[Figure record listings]
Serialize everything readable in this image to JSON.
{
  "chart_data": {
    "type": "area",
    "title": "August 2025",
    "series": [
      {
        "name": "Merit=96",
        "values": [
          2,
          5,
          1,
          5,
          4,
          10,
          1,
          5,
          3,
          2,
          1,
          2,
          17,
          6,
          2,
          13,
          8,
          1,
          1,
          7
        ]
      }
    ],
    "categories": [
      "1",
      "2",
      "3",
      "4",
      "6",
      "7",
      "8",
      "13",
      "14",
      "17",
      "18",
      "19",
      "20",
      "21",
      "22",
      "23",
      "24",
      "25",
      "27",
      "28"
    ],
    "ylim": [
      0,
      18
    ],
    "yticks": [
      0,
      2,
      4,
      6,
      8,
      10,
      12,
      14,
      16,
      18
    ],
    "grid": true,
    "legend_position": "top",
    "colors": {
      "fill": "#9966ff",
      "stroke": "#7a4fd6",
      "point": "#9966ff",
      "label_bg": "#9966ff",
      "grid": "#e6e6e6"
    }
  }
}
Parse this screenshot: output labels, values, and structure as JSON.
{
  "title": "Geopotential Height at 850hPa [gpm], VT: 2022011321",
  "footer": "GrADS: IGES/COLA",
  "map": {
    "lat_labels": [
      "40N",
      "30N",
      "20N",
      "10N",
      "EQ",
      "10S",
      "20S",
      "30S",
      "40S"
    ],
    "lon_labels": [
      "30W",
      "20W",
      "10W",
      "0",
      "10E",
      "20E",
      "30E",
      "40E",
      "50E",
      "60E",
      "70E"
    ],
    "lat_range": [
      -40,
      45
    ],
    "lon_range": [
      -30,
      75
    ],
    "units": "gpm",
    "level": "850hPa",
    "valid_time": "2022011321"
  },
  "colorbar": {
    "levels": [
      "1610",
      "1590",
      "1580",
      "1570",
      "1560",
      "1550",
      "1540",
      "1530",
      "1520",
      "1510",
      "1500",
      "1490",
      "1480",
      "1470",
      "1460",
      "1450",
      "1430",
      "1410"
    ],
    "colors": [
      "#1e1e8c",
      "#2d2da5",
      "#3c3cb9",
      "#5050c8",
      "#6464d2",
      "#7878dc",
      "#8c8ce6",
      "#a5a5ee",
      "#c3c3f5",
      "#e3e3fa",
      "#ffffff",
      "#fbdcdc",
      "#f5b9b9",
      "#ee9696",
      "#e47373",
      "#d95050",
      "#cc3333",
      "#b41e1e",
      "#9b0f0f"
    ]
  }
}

• Requirement: Repeat the material word for word, in full.

• Written response:
Serialize everything readable in this image to JSON.
{
  "chart_data": {
    "type": "area",
    "title": "August 2025",
    "series": [
      {
        "name": "Merit=96",
        "values": [
          2,
          5,
          1,
          5,
          4,
          10,
          1,
          5,
          3,
          2,
          1,
          2,
          17,
          6,
          2,
          13,
          8,
          1,
          1,
          7
        ]
      }
    ],
    "categories": [
      "1",
      "2",
      "3",
      "4",
      "6",
      "7",
      "8",
      "13",
      "14",
      "17",
      "18",
      "19",
      "20",
      "21",
      "22",
      "23",
      "24",
      "25",
      "27",
      "28"
    ],
    "ylim": [
      0,
      18
    ],
    "yticks": [
      0,
      2,
      4,
      6,
      8,
      10,
      12,
      14,
      16,
      18
    ],
    "grid": true,
    "legend_position": "top",
    "colors": {
      "fill": "#9966ff",
      "stroke": "#7a4fd6",
      "point": "#9966ff",
      "label_bg": "#9966ff",
      "grid": "#e6e6e6"
    }
  }
}
Parse this screenshot: output labels, values, and structure as JSON.
{
  "title": "Geopotential Height at 850hPa [gpm], VT: 2022011321",
  "footer": "GrADS: IGES/COLA",
  "map": {
    "lat_labels": [
      "40N",
      "30N",
      "20N",
      "10N",
      "EQ",
      "10S",
      "20S",
      "30S",
      "40S"
    ],
    "lon_labels": [
      "30W",
      "20W",
      "10W",
      "0",
      "10E",
      "20E",
      "30E",
      "40E",
      "50E",
      "60E",
      "70E"
    ],
    "lat_range": [
      -40,
      45
    ],
    "lon_range": [
      -30,
      75
    ],
    "units": "gpm",
    "level": "850hPa",
    "valid_time": "2022011321"
  },
  "colorbar": {
    "levels": [
      "1610",
      "1590",
      "1580",
      "1570",
      "1560",
      "1550",
      "1540",
      "1530",
      "1520",
      "1510",
      "1500",
      "1490",
      "1480",
      "1470",
      "1460",
      "1450",
      "1430",
      "1410"
    ],
    "colors": [
      "#1e1e8c",
      "#2d2da5",
      "#3c3cb9",
      "#5050c8",
      "#6464d2",
      "#7878dc",
      "#8c8ce6",
      "#a5a5ee",
      "#c3c3f5",
      "#e3e3fa",
      "#ffffff",
      "#fbdcdc",
      "#f5b9b9",
      "#ee9696",
      "#e47373",
      "#d95050",
      "#cc3333",
      "#b41e1e",
      "#9b0f0f"
    ]
  }
}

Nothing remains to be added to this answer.